## Exercise description
Could you print all the entries exactly?

---+---

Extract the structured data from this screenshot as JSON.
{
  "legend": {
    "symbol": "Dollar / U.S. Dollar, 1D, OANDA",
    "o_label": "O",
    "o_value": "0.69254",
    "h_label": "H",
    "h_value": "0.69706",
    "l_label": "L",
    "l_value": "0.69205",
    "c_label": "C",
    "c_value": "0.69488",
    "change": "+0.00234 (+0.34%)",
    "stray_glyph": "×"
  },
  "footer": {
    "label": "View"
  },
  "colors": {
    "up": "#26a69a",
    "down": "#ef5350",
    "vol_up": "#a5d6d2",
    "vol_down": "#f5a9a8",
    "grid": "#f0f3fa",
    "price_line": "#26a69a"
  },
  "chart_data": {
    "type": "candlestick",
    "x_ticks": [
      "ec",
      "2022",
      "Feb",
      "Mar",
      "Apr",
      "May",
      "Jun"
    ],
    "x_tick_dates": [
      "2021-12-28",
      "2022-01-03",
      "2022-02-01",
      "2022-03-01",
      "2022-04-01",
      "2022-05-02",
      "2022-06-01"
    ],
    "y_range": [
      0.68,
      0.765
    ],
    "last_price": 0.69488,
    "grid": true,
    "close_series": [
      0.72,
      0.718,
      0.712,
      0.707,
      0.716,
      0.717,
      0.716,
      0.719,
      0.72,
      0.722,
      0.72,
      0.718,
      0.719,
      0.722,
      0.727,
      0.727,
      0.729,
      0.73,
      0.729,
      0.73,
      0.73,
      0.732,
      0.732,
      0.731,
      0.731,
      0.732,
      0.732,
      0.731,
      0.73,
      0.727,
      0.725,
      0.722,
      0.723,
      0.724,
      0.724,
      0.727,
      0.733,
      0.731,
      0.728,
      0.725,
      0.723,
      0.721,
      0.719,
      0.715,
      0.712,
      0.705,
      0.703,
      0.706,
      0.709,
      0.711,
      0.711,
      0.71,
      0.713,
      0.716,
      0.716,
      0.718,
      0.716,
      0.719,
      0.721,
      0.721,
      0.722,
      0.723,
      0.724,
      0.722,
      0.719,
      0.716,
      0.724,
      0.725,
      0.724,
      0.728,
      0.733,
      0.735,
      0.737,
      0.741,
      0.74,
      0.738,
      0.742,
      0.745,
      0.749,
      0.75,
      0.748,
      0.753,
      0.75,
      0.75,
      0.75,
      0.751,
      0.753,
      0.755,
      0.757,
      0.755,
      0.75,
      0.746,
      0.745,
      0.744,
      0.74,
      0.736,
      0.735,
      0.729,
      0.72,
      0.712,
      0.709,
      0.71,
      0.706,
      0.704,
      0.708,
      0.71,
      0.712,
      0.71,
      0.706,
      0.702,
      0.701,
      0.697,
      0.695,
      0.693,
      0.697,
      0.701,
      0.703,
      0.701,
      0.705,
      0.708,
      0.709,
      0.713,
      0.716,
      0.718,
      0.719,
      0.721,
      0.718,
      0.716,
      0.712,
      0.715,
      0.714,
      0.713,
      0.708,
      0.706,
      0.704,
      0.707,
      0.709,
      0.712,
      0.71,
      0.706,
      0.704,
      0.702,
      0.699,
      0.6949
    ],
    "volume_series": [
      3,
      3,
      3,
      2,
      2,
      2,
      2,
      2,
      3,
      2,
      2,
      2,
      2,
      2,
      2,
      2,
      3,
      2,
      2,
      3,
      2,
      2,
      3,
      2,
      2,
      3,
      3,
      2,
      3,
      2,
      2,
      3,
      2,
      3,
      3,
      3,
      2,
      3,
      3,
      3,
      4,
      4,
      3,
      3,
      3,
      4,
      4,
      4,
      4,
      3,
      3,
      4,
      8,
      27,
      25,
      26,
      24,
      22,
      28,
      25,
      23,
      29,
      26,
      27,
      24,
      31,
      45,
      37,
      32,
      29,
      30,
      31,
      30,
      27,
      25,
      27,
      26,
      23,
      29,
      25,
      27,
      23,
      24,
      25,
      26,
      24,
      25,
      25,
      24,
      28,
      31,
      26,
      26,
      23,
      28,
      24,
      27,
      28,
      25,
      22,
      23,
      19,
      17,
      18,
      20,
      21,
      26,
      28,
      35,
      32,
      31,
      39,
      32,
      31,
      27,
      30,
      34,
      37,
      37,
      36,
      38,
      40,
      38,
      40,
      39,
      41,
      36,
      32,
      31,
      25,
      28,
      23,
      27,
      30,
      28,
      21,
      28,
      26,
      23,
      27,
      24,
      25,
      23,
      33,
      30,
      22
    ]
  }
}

---+---

## Solved exercise
Extract the structured data from this screenshot as JSON.
{
  "legend": {
    "symbol": "Dollar / U.S. Dollar, 1D, OANDA",
    "o_label": "O",
    "o_value": "0.69254",
    "h_label": "H",
    "h_value": "0.69706",
    "l_label": "L",
    "l_value": "0.69205",
    "c_label": "C",
    "c_value": "0.69488",
    "change": "+0.00234 (+0.34%)",
    "stray_glyph": "×"
  },
  "footer": {
    "label": "View"
  },
  "colors": {
    "up": "#26a69a",
    "down": "#ef5350",
    "vol_up": "#a5d6d2",
    "vol_down": "#f5a9a8",
    "grid": "#f0f3fa",
    "price_line": "#26a69a"
  },
  "chart_data": {
    "type": "candlestick",
    "x_ticks": [
      "ec",
      "2022",
      "Feb",
      "Mar",
      "Apr",
      "May",
      "Jun"
    ],
    "x_tick_dates": [
      "2021-12-28",
      "2022-01-03",
      "2022-02-01",
      "2022-03-01",
      "2022-04-01",
      "2022-05-02",
      "2022-06-01"
    ],
    "y_range": [
      0.68,
      0.765
    ],
    "last_price": 0.69488,
    "grid": true,
    "close_series": [
      0.72,
      0.718,
      0.712,
      0.707,
      0.716,
      0.717,
      0.716,
      0.719,
      0.72,
      0.722,
      0.72,
      0.718,
      0.719,
      0.722,
      0.727,
      0.727,
      0.729,
      0.73,
      0.729,
      0.73,
      0.73,
      0.732,
      0.732,
      0.731,
      0.731,
      0.732,
      0.732,
      0.731,
      0.73,
      0.727,
      0.725,
      0.722,
      0.723,
      0.724,
      0.724,
      0.727,
      0.733,
      0.731,
      0.728,
      0.725,
      0.723,
      0.721,
      0.719,
      0.715,
      0.712,
      0.705,
      0.703,
      0.706,
      0.709,
      0.711,
      0.711,
      0.71,
      0.713,
      0.716,
      0.716,
      0.718,
      0.716,
      0.719,
      0.721,
      0.721,
      0.722,
      0.723,
      0.724,
      0.722,
      0.719,
      0.716,
      0.724,
      0.725,
      0.724,
      0.728,
      0.733,
      0.735,
      0.737,
      0.741,
      0.74,
      0.738,
      0.742,
      0.745,
      0.749,
      0.75,
      0.748,
      0.753,
      0.75,
      0.75,
      0.75,
      0.751,
      0.753,
      0.755,
      0.757,
      0.755,
      0.75,
      0.746,
      0.745,
      0.744,
      0.74,
      0.736,
      0.735,
      0.729,
      0.72,
      0.712,
      0.709,
      0.71,
      0.706,
      0.704,
      0.708,
      0.71,
      0.712,
      0.71,
      0.706,
      0.702,
      0.701,
      0.697,
      0.695,
      0.693,
      0.697,
      0.701,
      0.703,
      0.701,
      0.705,
      0.708,
      0.709,
      0.713,
      0.716,
      0.718,
      0.719,
      0.721,
      0.718,
      0.716,
      0.712,
      0.715,
      0.714,
      0.713,
      0.708,
      0.706,
      0.704,
      0.707,
      0.709,
      0.712,
      0.71,
      0.706,
      0.704,
      0.702,
      0.699,
      0.6949
    ],
    "volume_series": [
      3,
      3,
      3,
      2,
      2,
      2,
      2,
      2,
      3,
      2,
      2,
      2,
      2,
      2,
      2,
      2,
      3,
      2,
      2,
      3,
      2,
      2,
      3,
      2,
      2,
      3,
      3,
      2,
      3,
      2,
      2,
      3,
      2,
      3,
      3,
      3,
      2,
      3,
      3,
      3,
      4,
      4,
      3,
      3,
      3,
      4,
      4,
      4,
      4,
      3,
      3,
      4,
      8,
      27,
      25,
      26,
      24,
      22,
      28,
      25,
      23,
      29,
      26,
      27,
      24,
      31,
      45,
      37,
      32,
      29,
      30,
      31,
      30,
      27,
      25,
      27,
      26,
      23,
      29,
      25,
      27,
      23,
      24,
      25,
      26,
      24,
      25,
      25,
      24,
      28,
      31,
      26,
      26,
      23,
      28,
      24,
      27,
      28,
      25,
      22,
      23,
      19,
      17,
      18,
      20,
      21,
      26,
      28,
      35,
      32,
      31,
      39,
      32,
      31,
      27,
      30,
      34,
      37,
      37,
      36,
      38,
      40,
      38,
      40,
      39,
      41,
      36,
      32,
      31,
      25,
      28,
      23,
      27,
      30,
      28,
      21,
      28,
      26,
      23,
      27,
      24,
      25,
      23,
      33,
      30,
      22
    ]
  }
}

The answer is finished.